EXERCISE MATERIALS:
____________
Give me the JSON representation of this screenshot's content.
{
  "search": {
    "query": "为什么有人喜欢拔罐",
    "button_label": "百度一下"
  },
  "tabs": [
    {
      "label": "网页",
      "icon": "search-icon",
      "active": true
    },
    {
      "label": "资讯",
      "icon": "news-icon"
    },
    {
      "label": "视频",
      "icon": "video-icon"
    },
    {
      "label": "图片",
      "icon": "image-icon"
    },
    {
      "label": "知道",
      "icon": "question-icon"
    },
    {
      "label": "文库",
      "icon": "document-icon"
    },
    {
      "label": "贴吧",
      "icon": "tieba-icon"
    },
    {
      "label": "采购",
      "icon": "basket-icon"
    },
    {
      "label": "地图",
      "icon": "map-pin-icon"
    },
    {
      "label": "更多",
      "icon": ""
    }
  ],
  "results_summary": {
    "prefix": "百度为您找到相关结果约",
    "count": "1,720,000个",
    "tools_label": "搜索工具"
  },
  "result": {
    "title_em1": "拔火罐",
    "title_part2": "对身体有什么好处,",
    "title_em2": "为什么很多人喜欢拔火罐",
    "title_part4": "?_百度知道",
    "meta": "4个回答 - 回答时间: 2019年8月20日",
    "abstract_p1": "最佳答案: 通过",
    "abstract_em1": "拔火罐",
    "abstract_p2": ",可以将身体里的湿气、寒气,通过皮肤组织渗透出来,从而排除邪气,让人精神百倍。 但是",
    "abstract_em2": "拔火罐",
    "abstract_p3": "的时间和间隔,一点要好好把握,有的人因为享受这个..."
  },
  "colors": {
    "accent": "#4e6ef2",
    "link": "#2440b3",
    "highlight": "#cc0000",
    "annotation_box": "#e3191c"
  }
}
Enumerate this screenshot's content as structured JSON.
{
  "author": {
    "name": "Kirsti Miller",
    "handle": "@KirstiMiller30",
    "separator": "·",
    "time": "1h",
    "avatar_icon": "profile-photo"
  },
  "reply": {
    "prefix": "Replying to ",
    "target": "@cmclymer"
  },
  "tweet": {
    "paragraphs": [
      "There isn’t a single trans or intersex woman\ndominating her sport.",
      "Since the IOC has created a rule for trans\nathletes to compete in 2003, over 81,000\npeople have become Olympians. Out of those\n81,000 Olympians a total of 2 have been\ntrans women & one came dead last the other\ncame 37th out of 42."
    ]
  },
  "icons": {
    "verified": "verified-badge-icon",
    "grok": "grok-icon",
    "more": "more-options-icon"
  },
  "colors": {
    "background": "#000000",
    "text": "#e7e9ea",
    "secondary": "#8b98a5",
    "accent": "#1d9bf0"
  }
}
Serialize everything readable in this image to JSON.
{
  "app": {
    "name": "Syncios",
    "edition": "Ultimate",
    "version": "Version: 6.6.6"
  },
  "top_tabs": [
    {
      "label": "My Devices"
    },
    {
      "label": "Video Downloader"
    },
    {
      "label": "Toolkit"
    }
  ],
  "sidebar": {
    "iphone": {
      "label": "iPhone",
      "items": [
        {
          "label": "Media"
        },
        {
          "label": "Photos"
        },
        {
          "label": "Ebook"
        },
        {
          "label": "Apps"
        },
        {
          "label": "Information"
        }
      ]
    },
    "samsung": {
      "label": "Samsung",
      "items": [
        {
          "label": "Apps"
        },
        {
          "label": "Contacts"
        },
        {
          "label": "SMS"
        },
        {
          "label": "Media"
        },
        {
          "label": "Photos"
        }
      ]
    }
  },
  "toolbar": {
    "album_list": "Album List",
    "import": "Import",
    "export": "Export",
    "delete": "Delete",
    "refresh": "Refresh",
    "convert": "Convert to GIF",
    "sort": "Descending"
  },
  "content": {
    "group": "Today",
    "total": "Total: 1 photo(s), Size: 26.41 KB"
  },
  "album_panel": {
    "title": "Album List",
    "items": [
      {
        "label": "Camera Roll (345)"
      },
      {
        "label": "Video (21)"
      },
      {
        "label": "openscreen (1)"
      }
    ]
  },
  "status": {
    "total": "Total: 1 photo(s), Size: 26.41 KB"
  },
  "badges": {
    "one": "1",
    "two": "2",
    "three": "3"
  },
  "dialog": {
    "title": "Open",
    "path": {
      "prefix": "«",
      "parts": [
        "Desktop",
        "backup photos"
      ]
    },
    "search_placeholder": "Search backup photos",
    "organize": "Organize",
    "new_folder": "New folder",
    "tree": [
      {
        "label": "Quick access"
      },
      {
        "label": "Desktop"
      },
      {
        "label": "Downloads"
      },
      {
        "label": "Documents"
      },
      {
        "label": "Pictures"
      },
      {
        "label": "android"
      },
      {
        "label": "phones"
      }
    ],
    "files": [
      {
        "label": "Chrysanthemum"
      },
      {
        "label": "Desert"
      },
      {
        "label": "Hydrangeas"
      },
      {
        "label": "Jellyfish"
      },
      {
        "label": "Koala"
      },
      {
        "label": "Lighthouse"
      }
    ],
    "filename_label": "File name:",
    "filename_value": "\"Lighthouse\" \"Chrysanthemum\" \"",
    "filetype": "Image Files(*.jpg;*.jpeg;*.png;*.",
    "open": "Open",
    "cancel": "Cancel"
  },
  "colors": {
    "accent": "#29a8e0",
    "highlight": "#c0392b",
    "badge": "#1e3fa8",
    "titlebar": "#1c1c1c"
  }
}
____________
REQUIRED WORK: Extract every entry above as it appears.

EXERCISE ANSWER:
Give me the JSON representation of this screenshot's content.
{
  "search": {
    "query": "为什么有人喜欢拔罐",
    "button_label": "百度一下"
  },
  "tabs": [
    {
      "label": "网页",
      "icon": "search-icon",
      "active": true
    },
    {
      "label": "资讯",
      "icon": "news-icon"
    },
    {
      "label": "视频",
      "icon": "video-icon"
    },
    {
      "label": "图片",
      "icon": "image-icon"
    },
    {
      "label": "知道",
      "icon": "question-icon"
    },
    {
      "label": "文库",
      "icon": "document-icon"
    },
    {
      "label": "贴吧",
      "icon": "tieba-icon"
    },
    {
      "label": "采购",
      "icon": "basket-icon"
    },
    {
      "label": "地图",
      "icon": "map-pin-icon"
    },
    {
      "label": "更多",
      "icon": ""
    }
  ],
  "results_summary": {
    "prefix": "百度为您找到相关结果约",
    "count": "1,720,000个",
    "tools_label": "搜索工具"
  },
  "result": {
    "title_em1": "拔火罐",
    "title_part2": "对身体有什么好处,",
    "title_em2": "为什么很多人喜欢拔火罐",
    "title_part4": "?_百度知道",
    "meta": "4个回答 - 回答时间: 2019年8月20日",
    "abstract_p1": "最佳答案: 通过",
    "abstract_em1": "拔火罐",
    "abstract_p2": ",可以将身体里的湿气、寒气,通过皮肤组织渗透出来,从而排除邪气,让人精神百倍。 但是",
    "abstract_em2": "拔火罐",
    "abstract_p3": "的时间和间隔,一点要好好把握,有的人因为享受这个..."
  },
  "colors": {
    "accent": "#4e6ef2",
    "link": "#2440b3",
    "highlight": "#cc0000",
    "annotation_box": "#e3191c"
  }
}
Enumerate this screenshot's content as structured JSON.
{
  "author": {
    "name": "Kirsti Miller",
    "handle": "@KirstiMiller30",
    "separator": "·",
    "time": "1h",
    "avatar_icon": "profile-photo"
  },
  "reply": {
    "prefix": "Replying to ",
    "target": "@cmclymer"
  },
  "tweet": {
    "paragraphs": [
      "There isn’t a single trans or intersex woman\ndominating her sport.",
      "Since the IOC has created a rule for trans\nathletes to compete in 2003, over 81,000\npeople have become Olympians. Out of those\n81,000 Olympians a total of 2 have been\ntrans women & one came dead last the other\ncame 37th out of 42."
    ]
  },
  "icons": {
    "verified": "verified-badge-icon",
    "grok": "grok-icon",
    "more": "more-options-icon"
  },
  "colors": {
    "background": "#000000",
    "text": "#e7e9ea",
    "secondary": "#8b98a5",
    "accent": "#1d9bf0"
  }
}
Serialize everything readable in this image to JSON.
{
  "app": {
    "name": "Syncios",
    "edition": "Ultimate",
    "version": "Version: 6.6.6"
  },
  "top_tabs": [
    {
      "label": "My Devices"
    },
    {
      "label": "Video Downloader"
    },
    {
      "label": "Toolkit"
    }
  ],
  "sidebar": {
    "iphone": {
      "label": "iPhone",
      "items": [
        {
          "label": "Media"
        },
        {
          "label": "Photos"
        },
        {
          "label": "Ebook"
        },
        {
          "label": "Apps"
        },
        {
          "label": "Information"
        }
      ]
    },
    "samsung": {
      "label": "Samsung",
      "items": [
        {
          "label": "Apps"
        },
        {
          "label": "Contacts"
        },
        {
          "label": "SMS"
        },
        {
          "label": "Media"
        },
        {
          "label": "Photos"
        }
      ]
    }
  },
  "toolbar": {
    "album_list": "Album List",
    "import": "Import",
    "export": "Export",
    "delete": "Delete",
    "refresh": "Refresh",
    "convert": "Convert to GIF",
    "sort": "Descending"
  },
  "content": {
    "group": "Today",
    "total": "Total: 1 photo(s), Size: 26.41 KB"
  },
  "album_panel": {
    "title": "Album List",
    "items": [
      {
        "label": "Camera Roll (345)"
      },
      {
        "label": "Video (21)"
      },
      {
        "label": "openscreen (1)"
      }
    ]
  },
  "status": {
    "total": "Total: 1 photo(s), Size: 26.41 KB"
  },
  "badges": {
    "one": "1",
    "two": "2",
    "three": "3"
  },
  "dialog": {
    "title": "Open",
    "path": {
      "prefix": "«",
      "parts": [
        "Desktop",
        "backup photos"
      ]
    },
    "search_placeholder": "Search backup photos",
    "organize": "Organize",
    "new_folder": "New folder",
    "tree": [
      {
        "label": "Quick access"
      },
      {
        "label": "Desktop"
      },
      {
        "label": "Downloads"
      },
      {
        "label": "Documents"
      },
      {
        "label": "Pictures"
      },
      {
        "label": "android"
      },
      {
        "label": "phones"
      }
    ],
    "files": [
      {
        "label": "Chrysanthemum"
      },
      {
        "label": "Desert"
      },
      {
        "label": "Hydrangeas"
      },
      {
        "label": "Jellyfish"
      },
      {
        "label": "Koala"
      },
      {
        "label": "Lighthouse"
      }
    ],
    "filename_label": "File name:",
    "filename_value": "\"Lighthouse\" \"Chrysanthemum\" \"",
    "filetype": "Image Files(*.jpg;*.jpeg;*.png;*.",
    "open": "Open",
    "cancel": "Cancel"
  },
  "colors": {
    "accent": "#29a8e0",
    "highlight": "#c0392b",
    "badge": "#1e3fa8",
    "titlebar": "#1c1c1c"
  }
}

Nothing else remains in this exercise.